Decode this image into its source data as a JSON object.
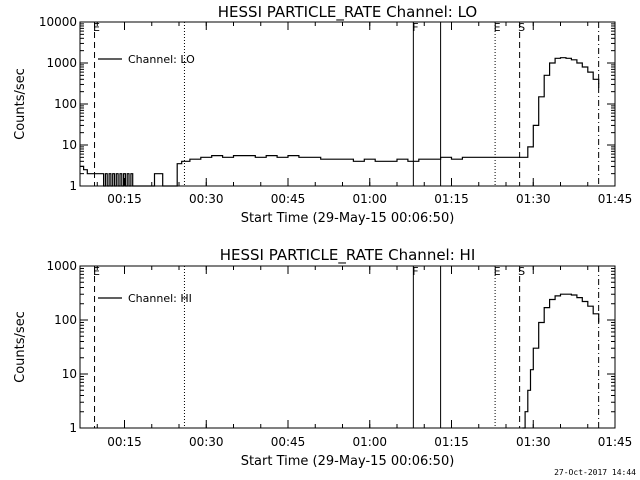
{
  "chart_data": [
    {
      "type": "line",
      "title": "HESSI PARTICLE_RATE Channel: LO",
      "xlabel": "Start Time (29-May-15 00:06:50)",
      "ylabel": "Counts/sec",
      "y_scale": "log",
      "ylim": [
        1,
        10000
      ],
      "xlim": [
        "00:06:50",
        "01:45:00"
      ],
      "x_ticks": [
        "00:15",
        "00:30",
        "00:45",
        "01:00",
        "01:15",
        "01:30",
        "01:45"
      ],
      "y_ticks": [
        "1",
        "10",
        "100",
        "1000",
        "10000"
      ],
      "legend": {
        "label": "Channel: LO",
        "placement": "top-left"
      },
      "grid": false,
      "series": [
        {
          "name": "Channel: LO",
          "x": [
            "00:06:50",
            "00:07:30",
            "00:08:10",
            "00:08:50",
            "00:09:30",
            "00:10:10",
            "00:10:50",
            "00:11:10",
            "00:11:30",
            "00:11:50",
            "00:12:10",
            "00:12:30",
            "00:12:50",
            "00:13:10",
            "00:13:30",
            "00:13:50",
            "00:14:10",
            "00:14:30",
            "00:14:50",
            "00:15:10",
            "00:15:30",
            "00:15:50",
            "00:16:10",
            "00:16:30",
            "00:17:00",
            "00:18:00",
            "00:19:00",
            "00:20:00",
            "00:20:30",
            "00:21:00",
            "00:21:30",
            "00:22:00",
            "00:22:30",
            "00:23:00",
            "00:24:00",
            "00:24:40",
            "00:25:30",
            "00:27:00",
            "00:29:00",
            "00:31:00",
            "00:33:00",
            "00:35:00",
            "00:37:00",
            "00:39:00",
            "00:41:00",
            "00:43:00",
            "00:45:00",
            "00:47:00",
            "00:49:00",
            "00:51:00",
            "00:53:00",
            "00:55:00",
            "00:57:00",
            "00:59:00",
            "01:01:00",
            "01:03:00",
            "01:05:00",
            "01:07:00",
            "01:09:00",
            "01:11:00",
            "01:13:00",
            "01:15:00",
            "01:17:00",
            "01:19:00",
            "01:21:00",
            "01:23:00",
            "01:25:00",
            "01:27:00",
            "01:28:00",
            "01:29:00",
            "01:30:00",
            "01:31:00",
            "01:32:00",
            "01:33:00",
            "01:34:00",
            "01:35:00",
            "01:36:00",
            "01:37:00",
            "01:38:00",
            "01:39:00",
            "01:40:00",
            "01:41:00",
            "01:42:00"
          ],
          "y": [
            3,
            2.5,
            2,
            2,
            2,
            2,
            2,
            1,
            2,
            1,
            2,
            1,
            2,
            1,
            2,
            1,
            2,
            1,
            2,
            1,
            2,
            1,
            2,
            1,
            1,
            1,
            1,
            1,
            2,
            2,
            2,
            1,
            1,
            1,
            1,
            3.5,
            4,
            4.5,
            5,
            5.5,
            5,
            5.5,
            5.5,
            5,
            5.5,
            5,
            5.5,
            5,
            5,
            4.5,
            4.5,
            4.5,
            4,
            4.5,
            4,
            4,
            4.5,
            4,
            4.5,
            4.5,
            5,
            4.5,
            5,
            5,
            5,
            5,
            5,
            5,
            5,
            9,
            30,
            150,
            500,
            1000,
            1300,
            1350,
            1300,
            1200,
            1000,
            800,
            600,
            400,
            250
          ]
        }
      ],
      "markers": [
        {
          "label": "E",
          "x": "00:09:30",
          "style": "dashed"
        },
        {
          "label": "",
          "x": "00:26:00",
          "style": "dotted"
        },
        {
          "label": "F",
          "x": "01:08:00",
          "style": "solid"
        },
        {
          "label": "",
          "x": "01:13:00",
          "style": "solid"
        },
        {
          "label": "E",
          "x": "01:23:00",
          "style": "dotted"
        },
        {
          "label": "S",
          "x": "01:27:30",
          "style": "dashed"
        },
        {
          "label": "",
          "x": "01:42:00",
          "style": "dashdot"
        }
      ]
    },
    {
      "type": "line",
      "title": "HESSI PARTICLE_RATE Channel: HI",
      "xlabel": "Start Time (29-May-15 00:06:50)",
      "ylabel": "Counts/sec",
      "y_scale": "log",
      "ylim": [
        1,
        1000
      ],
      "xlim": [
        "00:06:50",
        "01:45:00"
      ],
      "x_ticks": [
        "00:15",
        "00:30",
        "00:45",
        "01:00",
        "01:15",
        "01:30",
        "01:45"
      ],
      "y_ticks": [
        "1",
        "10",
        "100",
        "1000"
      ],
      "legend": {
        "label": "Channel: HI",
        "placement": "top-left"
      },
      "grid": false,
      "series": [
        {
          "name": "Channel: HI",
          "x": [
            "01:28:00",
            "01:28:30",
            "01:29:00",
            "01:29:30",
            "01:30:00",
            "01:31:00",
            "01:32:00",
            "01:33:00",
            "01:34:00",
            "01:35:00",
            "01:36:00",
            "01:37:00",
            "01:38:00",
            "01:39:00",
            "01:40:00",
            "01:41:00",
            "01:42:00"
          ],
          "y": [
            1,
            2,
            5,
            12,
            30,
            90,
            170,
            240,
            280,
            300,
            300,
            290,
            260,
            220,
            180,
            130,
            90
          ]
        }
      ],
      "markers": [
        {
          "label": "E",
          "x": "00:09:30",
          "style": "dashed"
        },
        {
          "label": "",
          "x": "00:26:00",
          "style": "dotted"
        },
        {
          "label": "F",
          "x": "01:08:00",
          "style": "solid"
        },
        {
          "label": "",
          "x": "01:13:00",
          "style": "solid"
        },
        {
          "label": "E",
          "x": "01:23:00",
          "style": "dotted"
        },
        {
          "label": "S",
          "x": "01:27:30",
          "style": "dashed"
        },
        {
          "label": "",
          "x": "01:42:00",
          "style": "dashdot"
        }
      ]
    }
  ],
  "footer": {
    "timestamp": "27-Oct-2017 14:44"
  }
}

================

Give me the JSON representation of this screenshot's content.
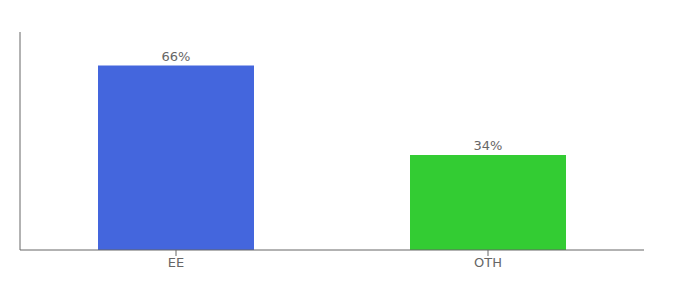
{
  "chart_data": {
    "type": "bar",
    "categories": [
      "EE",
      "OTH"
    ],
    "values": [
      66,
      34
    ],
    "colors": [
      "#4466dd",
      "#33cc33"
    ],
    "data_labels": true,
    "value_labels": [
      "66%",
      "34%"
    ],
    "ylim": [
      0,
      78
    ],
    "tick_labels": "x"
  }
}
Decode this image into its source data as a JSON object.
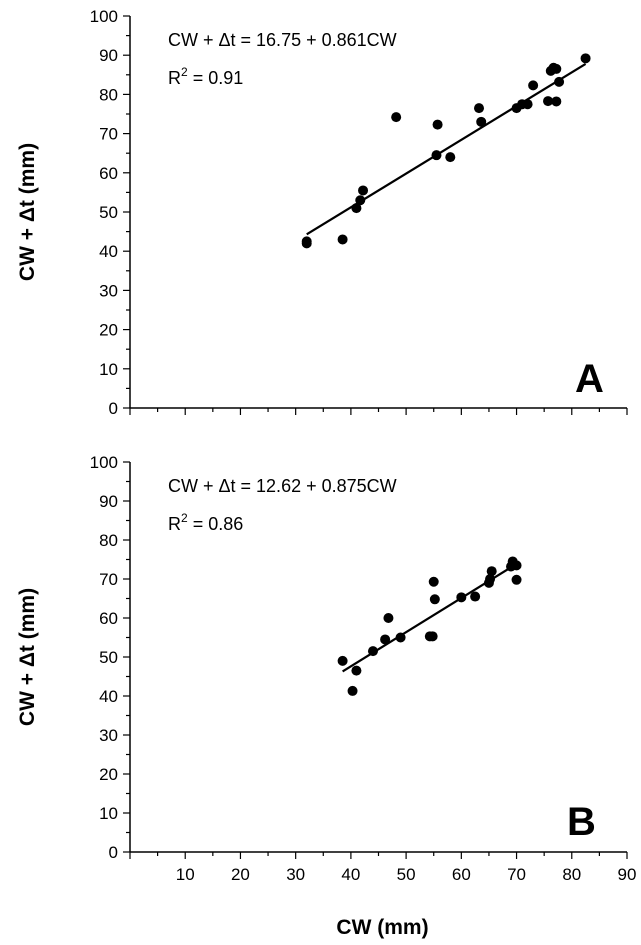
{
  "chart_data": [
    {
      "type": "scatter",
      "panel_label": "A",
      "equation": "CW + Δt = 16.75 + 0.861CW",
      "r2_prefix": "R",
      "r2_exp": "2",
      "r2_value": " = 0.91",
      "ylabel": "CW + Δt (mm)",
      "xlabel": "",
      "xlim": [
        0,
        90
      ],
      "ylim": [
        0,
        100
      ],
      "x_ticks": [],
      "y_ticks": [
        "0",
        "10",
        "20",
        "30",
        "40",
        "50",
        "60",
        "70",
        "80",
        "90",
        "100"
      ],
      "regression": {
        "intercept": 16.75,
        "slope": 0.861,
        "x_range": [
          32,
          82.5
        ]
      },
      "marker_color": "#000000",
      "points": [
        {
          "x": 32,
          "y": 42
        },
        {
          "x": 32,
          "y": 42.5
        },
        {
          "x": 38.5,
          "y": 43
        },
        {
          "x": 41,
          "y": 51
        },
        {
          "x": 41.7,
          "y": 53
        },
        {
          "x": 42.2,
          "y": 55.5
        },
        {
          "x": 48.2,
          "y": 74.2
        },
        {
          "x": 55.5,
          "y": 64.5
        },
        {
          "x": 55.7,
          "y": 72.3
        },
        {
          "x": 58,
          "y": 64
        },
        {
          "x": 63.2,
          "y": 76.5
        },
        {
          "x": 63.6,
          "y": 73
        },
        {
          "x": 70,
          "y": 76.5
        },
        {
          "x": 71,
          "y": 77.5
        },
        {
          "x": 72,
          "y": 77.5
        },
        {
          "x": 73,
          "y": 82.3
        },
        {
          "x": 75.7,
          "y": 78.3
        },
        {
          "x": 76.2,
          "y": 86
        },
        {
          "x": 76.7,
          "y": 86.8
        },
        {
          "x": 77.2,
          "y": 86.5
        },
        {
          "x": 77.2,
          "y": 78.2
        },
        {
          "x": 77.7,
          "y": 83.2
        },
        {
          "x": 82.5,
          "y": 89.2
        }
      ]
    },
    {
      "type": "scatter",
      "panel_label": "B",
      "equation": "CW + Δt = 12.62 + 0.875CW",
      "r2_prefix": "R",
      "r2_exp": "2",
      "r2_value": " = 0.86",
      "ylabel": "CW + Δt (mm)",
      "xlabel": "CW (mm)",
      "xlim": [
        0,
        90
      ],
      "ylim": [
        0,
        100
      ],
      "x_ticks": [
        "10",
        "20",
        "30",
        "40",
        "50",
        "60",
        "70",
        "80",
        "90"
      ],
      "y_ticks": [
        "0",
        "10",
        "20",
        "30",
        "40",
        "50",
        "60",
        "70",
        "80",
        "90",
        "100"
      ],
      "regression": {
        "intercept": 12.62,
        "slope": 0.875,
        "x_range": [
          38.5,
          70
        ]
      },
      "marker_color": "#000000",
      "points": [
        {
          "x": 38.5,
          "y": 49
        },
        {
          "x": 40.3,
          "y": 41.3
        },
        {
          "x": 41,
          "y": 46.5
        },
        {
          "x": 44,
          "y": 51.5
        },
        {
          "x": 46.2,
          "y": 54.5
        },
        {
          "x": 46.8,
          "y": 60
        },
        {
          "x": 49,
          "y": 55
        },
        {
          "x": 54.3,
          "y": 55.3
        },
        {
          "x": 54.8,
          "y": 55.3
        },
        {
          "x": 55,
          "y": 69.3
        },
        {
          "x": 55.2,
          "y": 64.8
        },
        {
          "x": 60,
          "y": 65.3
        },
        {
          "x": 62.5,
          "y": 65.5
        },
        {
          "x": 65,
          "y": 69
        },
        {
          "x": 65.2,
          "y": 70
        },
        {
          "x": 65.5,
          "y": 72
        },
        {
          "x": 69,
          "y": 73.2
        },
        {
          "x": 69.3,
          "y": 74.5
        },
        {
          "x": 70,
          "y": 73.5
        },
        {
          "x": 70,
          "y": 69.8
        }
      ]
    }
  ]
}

================

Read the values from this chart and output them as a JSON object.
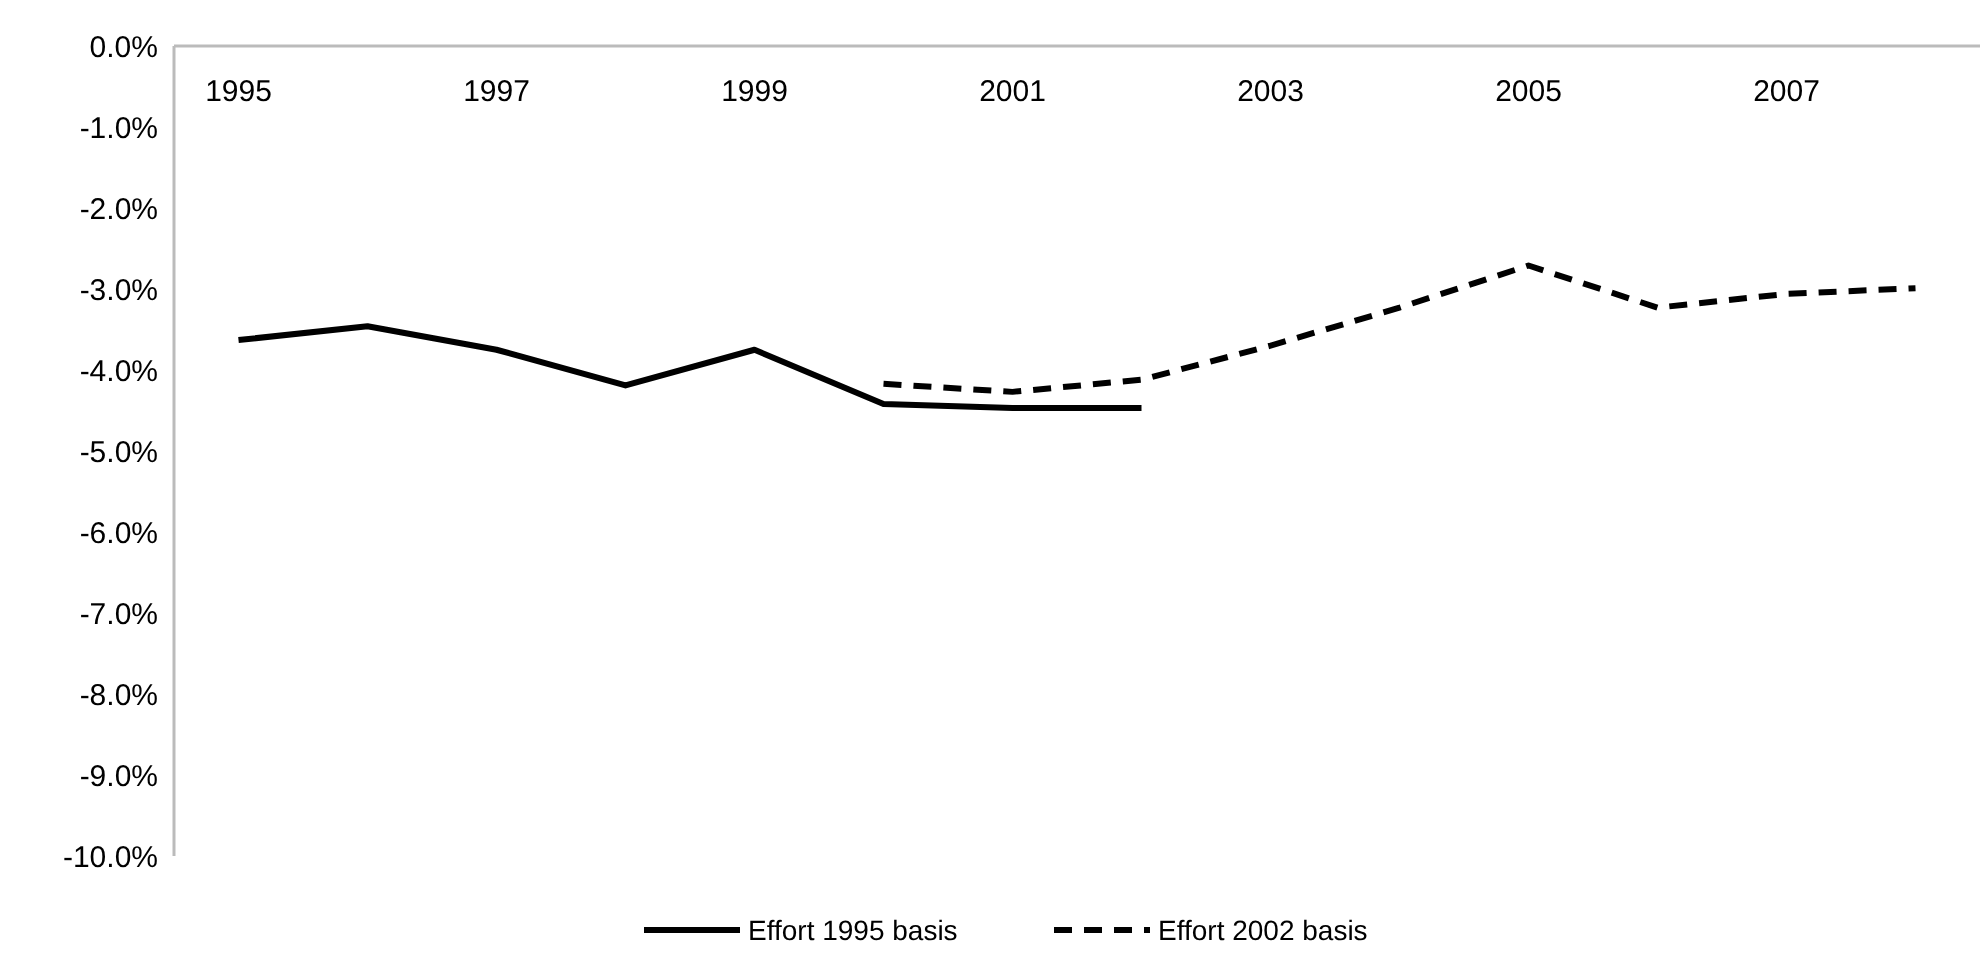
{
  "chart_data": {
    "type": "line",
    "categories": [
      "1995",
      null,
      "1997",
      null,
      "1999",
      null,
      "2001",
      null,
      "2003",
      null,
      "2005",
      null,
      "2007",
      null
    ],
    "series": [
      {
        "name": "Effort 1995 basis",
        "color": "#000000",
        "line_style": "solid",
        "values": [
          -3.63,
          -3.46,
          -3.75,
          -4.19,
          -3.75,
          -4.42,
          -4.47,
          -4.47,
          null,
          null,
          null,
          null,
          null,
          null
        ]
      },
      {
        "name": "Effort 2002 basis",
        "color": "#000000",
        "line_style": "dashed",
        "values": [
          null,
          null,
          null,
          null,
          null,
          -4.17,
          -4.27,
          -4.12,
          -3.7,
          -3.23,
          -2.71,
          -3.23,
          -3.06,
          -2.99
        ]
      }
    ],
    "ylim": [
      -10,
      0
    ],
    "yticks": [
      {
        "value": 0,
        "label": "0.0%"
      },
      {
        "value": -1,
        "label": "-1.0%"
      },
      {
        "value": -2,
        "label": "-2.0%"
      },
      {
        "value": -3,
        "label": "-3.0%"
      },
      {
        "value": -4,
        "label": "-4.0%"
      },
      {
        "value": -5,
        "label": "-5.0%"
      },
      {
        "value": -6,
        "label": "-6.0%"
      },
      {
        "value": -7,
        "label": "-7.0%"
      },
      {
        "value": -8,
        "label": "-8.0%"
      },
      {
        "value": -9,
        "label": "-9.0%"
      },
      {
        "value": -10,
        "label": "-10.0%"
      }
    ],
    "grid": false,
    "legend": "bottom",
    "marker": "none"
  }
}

================

Copy each line containing the word "this" from the data.

Decode this image into its source data as a JSON object.
Give me the JSON representation of this screenshot's content.
Decode this image into its source data as a JSON object.
Read the values from this chart and output them as a JSON object.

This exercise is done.